WHAT YOU HAVE TO DO -
Look through the lines of the material and count those containing "DetectNot". Give that count alone.

DATA SUPPLIED -
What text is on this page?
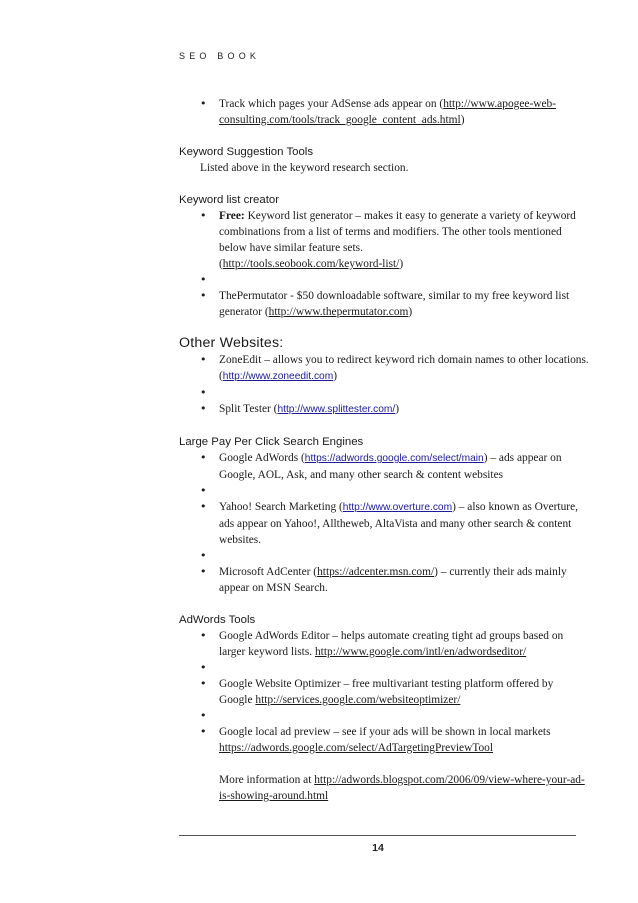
SEO BOOK
• Track which pages your AdSense ads appear on (http://www.apogee-web-consulting.com/tools/track_google_content_ads.html)
Keyword Suggestion Tools

Listed above in the keyword research section.

Keyword list creator
• Free: Keyword list generator – makes it easy to generate a variety of keyword combinations from a list of terms and modifiers. The other tools mentioned below have similar feature sets.
(http://tools.seobook.com/keyword-list/)
•
• ThePermutator - $50 downloadable software, similar to my free keyword list generator (http://www.thepermutator.com)
Other Websites:
• ZoneEdit – allows you to redirect keyword rich domain names to other locations.
(http://www.zoneedit.com)
•
• Split Tester (http://www.splittester.com/)
Large Pay Per Click Search Engines
• Google AdWords (https://adwords.google.com/select/main) – ads appear on Google, AOL, Ask, and many other search & content websites
•
• Yahoo! Search Marketing (http://www.overture.com) – also known as Overture, ads appear on Yahoo!, Alltheweb, AltaVista and many other search & content websites.
•
• Microsoft AdCenter (https://adcenter.msn.com/) – currently their ads mainly appear on MSN Search.
AdWords Tools
• Google AdWords Editor – helps automate creating tight ad groups based on larger keyword lists. http://www.google.com/intl/en/adwordseditor/
•
• Google Website Optimizer – free multivariant testing platform offered by Google http://services.google.com/websiteoptimizer/
•
• Google local ad preview – see if your ads will be shown in local markets https://adwords.google.com/select/AdTargetingPreviewTool
More information at http://adwords.blogspot.com/2006/09/view-where-your-ad-is-showing-around.html
14
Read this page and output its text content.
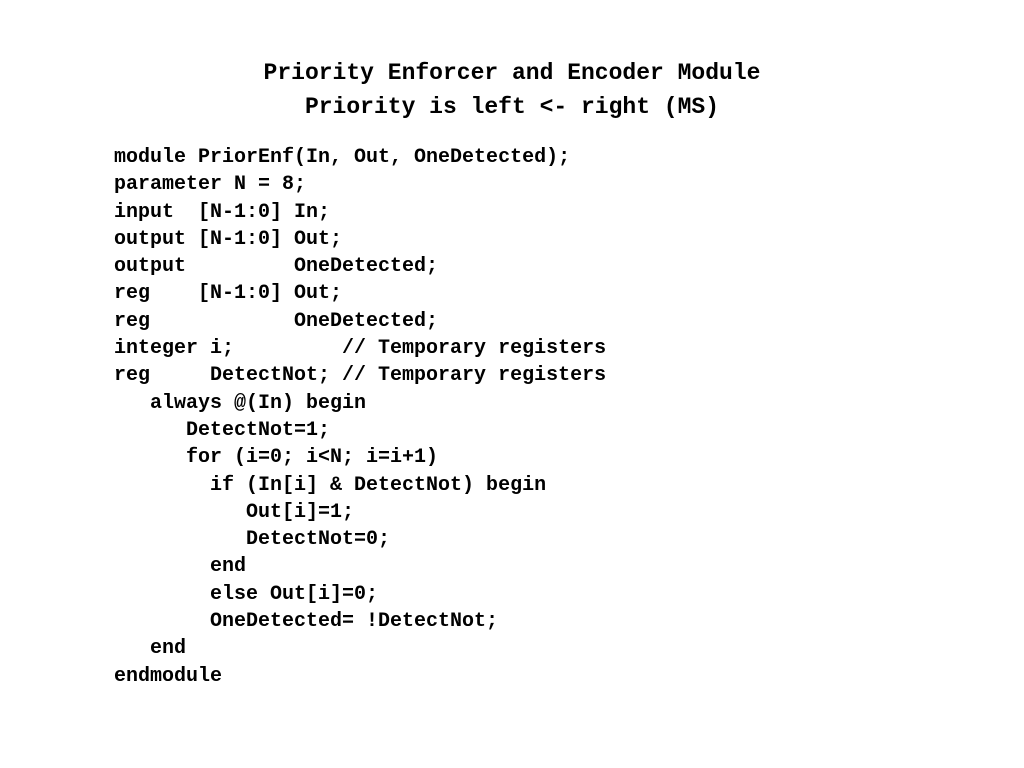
Priority Enforcer and Encoder Module
Priority is left <- right (MS)
module PriorEnf(In, Out, OneDetected);
parameter N = 8;
input  [N-1:0] In;
output [N-1:0] Out;
output         OneDetected;
reg    [N-1:0] Out;
reg            OneDetected;
integer i;         // Temporary registers
reg     DetectNot; // Temporary registers
always @(In) begin
DetectNot=1;
for (i=0; i<N; i=i+1)
if (In[i] & DetectNot) begin
Out[i]=1;
DetectNot=0;
end
else Out[i]=0;
OneDetected= !DetectNot;
end
endmodule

FULL SOLUTION -
5